### PROBLEM STATEMENT
Go through the entries below and write each one out exactly.

### STORED RECORDS
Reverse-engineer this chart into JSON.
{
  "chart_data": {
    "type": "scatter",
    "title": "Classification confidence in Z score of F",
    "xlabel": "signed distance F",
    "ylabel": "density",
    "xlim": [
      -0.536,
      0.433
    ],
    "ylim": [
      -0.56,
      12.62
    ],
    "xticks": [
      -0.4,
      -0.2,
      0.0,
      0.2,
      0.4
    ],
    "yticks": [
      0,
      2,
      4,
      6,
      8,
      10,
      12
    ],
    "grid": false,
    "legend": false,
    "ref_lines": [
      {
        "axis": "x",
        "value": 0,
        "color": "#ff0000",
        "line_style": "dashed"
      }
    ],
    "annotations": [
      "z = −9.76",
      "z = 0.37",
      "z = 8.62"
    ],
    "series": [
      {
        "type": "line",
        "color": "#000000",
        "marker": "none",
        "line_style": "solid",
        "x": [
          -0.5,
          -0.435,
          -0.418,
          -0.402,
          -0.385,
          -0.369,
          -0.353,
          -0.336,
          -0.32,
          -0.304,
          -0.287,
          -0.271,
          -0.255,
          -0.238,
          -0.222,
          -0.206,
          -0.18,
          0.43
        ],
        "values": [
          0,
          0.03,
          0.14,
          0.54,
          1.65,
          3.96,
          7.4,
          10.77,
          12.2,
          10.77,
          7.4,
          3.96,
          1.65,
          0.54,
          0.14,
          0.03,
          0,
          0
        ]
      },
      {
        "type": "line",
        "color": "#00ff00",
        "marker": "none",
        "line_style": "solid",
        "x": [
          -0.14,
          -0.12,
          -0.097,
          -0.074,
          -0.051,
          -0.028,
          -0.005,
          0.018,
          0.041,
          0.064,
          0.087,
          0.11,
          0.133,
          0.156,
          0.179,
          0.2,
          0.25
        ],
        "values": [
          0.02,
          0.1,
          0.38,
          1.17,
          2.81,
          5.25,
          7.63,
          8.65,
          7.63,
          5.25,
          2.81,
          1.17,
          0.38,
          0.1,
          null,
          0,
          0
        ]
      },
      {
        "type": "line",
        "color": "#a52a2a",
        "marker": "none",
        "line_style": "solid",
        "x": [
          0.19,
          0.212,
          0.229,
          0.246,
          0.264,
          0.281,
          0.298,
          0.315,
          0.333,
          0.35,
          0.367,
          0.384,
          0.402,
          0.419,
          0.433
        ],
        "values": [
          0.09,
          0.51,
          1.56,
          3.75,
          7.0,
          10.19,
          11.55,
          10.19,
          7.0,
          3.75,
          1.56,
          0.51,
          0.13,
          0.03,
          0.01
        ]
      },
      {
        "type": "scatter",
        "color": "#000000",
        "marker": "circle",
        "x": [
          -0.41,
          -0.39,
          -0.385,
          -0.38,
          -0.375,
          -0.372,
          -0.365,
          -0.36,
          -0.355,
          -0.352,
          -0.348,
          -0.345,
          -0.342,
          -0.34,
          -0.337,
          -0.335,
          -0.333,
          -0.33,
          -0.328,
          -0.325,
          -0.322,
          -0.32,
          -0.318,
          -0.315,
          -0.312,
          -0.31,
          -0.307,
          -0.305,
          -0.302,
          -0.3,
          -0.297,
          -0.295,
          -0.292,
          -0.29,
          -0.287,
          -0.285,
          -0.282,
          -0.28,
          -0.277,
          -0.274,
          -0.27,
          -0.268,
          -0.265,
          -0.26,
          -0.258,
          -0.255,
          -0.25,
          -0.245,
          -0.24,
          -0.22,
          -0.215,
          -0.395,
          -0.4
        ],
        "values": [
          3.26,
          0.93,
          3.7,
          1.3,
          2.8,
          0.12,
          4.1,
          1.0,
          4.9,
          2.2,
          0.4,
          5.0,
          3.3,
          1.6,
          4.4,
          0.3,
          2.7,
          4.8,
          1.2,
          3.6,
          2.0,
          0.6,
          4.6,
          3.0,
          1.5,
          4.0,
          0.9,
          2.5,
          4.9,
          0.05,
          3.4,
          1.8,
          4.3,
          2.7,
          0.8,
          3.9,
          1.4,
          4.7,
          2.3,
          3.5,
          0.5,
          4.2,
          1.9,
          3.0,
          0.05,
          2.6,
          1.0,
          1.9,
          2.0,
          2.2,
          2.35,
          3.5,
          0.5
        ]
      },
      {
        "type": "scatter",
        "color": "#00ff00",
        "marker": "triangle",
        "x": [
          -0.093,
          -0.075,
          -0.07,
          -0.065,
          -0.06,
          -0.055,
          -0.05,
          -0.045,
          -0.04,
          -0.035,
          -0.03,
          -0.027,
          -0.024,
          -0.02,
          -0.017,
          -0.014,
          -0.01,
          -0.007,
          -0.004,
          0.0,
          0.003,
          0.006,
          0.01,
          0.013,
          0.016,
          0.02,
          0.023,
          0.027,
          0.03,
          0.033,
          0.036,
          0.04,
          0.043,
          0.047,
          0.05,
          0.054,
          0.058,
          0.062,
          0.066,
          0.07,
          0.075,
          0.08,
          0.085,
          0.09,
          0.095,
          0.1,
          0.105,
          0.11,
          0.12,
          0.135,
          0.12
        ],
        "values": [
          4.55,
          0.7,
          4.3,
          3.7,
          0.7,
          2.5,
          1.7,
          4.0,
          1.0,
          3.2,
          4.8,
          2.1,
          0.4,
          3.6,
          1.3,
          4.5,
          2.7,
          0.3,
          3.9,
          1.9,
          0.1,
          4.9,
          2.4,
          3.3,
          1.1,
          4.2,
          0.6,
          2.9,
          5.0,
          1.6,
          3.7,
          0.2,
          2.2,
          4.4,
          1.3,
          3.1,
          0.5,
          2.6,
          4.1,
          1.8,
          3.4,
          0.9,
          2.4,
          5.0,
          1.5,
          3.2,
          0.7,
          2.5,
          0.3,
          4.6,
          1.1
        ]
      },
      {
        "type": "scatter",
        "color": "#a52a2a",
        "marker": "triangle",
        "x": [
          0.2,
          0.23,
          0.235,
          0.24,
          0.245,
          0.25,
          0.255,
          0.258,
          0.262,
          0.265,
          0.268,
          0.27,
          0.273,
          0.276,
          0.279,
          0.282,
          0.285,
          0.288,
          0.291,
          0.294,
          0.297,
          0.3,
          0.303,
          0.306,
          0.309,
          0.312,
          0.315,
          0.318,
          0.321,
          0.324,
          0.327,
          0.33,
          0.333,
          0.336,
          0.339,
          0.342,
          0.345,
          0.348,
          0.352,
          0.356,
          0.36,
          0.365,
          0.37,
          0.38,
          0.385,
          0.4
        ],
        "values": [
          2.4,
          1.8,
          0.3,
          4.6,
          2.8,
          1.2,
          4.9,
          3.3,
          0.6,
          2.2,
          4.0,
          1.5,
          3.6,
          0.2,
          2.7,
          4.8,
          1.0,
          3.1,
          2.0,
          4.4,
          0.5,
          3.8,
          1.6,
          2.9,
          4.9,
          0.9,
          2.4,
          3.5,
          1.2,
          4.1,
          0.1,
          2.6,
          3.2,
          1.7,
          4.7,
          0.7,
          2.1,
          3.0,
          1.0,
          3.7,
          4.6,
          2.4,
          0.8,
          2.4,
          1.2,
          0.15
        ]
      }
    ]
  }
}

### REPLY
Reverse-engineer this chart into JSON.
{
  "chart_data": {
    "type": "scatter",
    "title": "Classification confidence in Z score of F",
    "xlabel": "signed distance F",
    "ylabel": "density",
    "xlim": [
      -0.536,
      0.433
    ],
    "ylim": [
      -0.56,
      12.62
    ],
    "xticks": [
      -0.4,
      -0.2,
      0.0,
      0.2,
      0.4
    ],
    "yticks": [
      0,
      2,
      4,
      6,
      8,
      10,
      12
    ],
    "grid": false,
    "legend": false,
    "ref_lines": [
      {
        "axis": "x",
        "value": 0,
        "color": "#ff0000",
        "line_style": "dashed"
      }
    ],
    "annotations": [
      "z = −9.76",
      "z = 0.37",
      "z = 8.62"
    ],
    "series": [
      {
        "type": "line",
        "color": "#000000",
        "marker": "none",
        "line_style": "solid",
        "x": [
          -0.5,
          -0.435,
          -0.418,
          -0.402,
          -0.385,
          -0.369,
          -0.353,
          -0.336,
          -0.32,
          -0.304,
          -0.287,
          -0.271,
          -0.255,
          -0.238,
          -0.222,
          -0.206,
          -0.18,
          0.43
        ],
        "values": [
          0,
          0.03,
          0.14,
          0.54,
          1.65,
          3.96,
          7.4,
          10.77,
          12.2,
          10.77,
          7.4,
          3.96,
          1.65,
          0.54,
          0.14,
          0.03,
          0,
          0
        ]
      },
      {
        "type": "line",
        "color": "#00ff00",
        "marker": "none",
        "line_style": "solid",
        "x": [
          -0.14,
          -0.12,
          -0.097,
          -0.074,
          -0.051,
          -0.028,
          -0.005,
          0.018,
          0.041,
          0.064,
          0.087,
          0.11,
          0.133,
          0.156,
          0.179,
          0.2,
          0.25
        ],
        "values": [
          0.02,
          0.1,
          0.38,
          1.17,
          2.81,
          5.25,
          7.63,
          8.65,
          7.63,
          5.25,
          2.81,
          1.17,
          0.38,
          0.1,
          null,
          0,
          0
        ]
      },
      {
        "type": "line",
        "color": "#a52a2a",
        "marker": "none",
        "line_style": "solid",
        "x": [
          0.19,
          0.212,
          0.229,
          0.246,
          0.264,
          0.281,
          0.298,
          0.315,
          0.333,
          0.35,
          0.367,
          0.384,
          0.402,
          0.419,
          0.433
        ],
        "values": [
          0.09,
          0.51,
          1.56,
          3.75,
          7.0,
          10.19,
          11.55,
          10.19,
          7.0,
          3.75,
          1.56,
          0.51,
          0.13,
          0.03,
          0.01
        ]
      },
      {
        "type": "scatter",
        "color": "#000000",
        "marker": "circle",
        "x": [
          -0.41,
          -0.39,
          -0.385,
          -0.38,
          -0.375,
          -0.372,
          -0.365,
          -0.36,
          -0.355,
          -0.352,
          -0.348,
          -0.345,
          -0.342,
          -0.34,
          -0.337,
          -0.335,
          -0.333,
          -0.33,
          -0.328,
          -0.325,
          -0.322,
          -0.32,
          -0.318,
          -0.315,
          -0.312,
          -0.31,
          -0.307,
          -0.305,
          -0.302,
          -0.3,
          -0.297,
          -0.295,
          -0.292,
          -0.29,
          -0.287,
          -0.285,
          -0.282,
          -0.28,
          -0.277,
          -0.274,
          -0.27,
          -0.268,
          -0.265,
          -0.26,
          -0.258,
          -0.255,
          -0.25,
          -0.245,
          -0.24,
          -0.22,
          -0.215,
          -0.395,
          -0.4
        ],
        "values": [
          3.26,
          0.93,
          3.7,
          1.3,
          2.8,
          0.12,
          4.1,
          1.0,
          4.9,
          2.2,
          0.4,
          5.0,
          3.3,
          1.6,
          4.4,
          0.3,
          2.7,
          4.8,
          1.2,
          3.6,
          2.0,
          0.6,
          4.6,
          3.0,
          1.5,
          4.0,
          0.9,
          2.5,
          4.9,
          0.05,
          3.4,
          1.8,
          4.3,
          2.7,
          0.8,
          3.9,
          1.4,
          4.7,
          2.3,
          3.5,
          0.5,
          4.2,
          1.9,
          3.0,
          0.05,
          2.6,
          1.0,
          1.9,
          2.0,
          2.2,
          2.35,
          3.5,
          0.5
        ]
      },
      {
        "type": "scatter",
        "color": "#00ff00",
        "marker": "triangle",
        "x": [
          -0.093,
          -0.075,
          -0.07,
          -0.065,
          -0.06,
          -0.055,
          -0.05,
          -0.045,
          -0.04,
          -0.035,
          -0.03,
          -0.027,
          -0.024,
          -0.02,
          -0.017,
          -0.014,
          -0.01,
          -0.007,
          -0.004,
          0.0,
          0.003,
          0.006,
          0.01,
          0.013,
          0.016,
          0.02,
          0.023,
          0.027,
          0.03,
          0.033,
          0.036,
          0.04,
          0.043,
          0.047,
          0.05,
          0.054,
          0.058,
          0.062,
          0.066,
          0.07,
          0.075,
          0.08,
          0.085,
          0.09,
          0.095,
          0.1,
          0.105,
          0.11,
          0.12,
          0.135,
          0.12
        ],
        "values": [
          4.55,
          0.7,
          4.3,
          3.7,
          0.7,
          2.5,
          1.7,
          4.0,
          1.0,
          3.2,
          4.8,
          2.1,
          0.4,
          3.6,
          1.3,
          4.5,
          2.7,
          0.3,
          3.9,
          1.9,
          0.1,
          4.9,
          2.4,
          3.3,
          1.1,
          4.2,
          0.6,
          2.9,
          5.0,
          1.6,
          3.7,
          0.2,
          2.2,
          4.4,
          1.3,
          3.1,
          0.5,
          2.6,
          4.1,
          1.8,
          3.4,
          0.9,
          2.4,
          5.0,
          1.5,
          3.2,
          0.7,
          2.5,
          0.3,
          4.6,
          1.1
        ]
      },
      {
        "type": "scatter",
        "color": "#a52a2a",
        "marker": "triangle",
        "x": [
          0.2,
          0.23,
          0.235,
          0.24,
          0.245,
          0.25,
          0.255,
          0.258,
          0.262,
          0.265,
          0.268,
          0.27,
          0.273,
          0.276,
          0.279,
          0.282,
          0.285,
          0.288,
          0.291,
          0.294,
          0.297,
          0.3,
          0.303,
          0.306,
          0.309,
          0.312,
          0.315,
          0.318,
          0.321,
          0.324,
          0.327,
          0.33,
          0.333,
          0.336,
          0.339,
          0.342,
          0.345,
          0.348,
          0.352,
          0.356,
          0.36,
          0.365,
          0.37,
          0.38,
          0.385,
          0.4
        ],
        "values": [
          2.4,
          1.8,
          0.3,
          4.6,
          2.8,
          1.2,
          4.9,
          3.3,
          0.6,
          2.2,
          4.0,
          1.5,
          3.6,
          0.2,
          2.7,
          4.8,
          1.0,
          3.1,
          2.0,
          4.4,
          0.5,
          3.8,
          1.6,
          2.9,
          4.9,
          0.9,
          2.4,
          3.5,
          1.2,
          4.1,
          0.1,
          2.6,
          3.2,
          1.7,
          4.7,
          0.7,
          2.1,
          3.0,
          1.0,
          3.7,
          4.6,
          2.4,
          0.8,
          2.4,
          1.2,
          0.15
        ]
      }
    ]
  }
}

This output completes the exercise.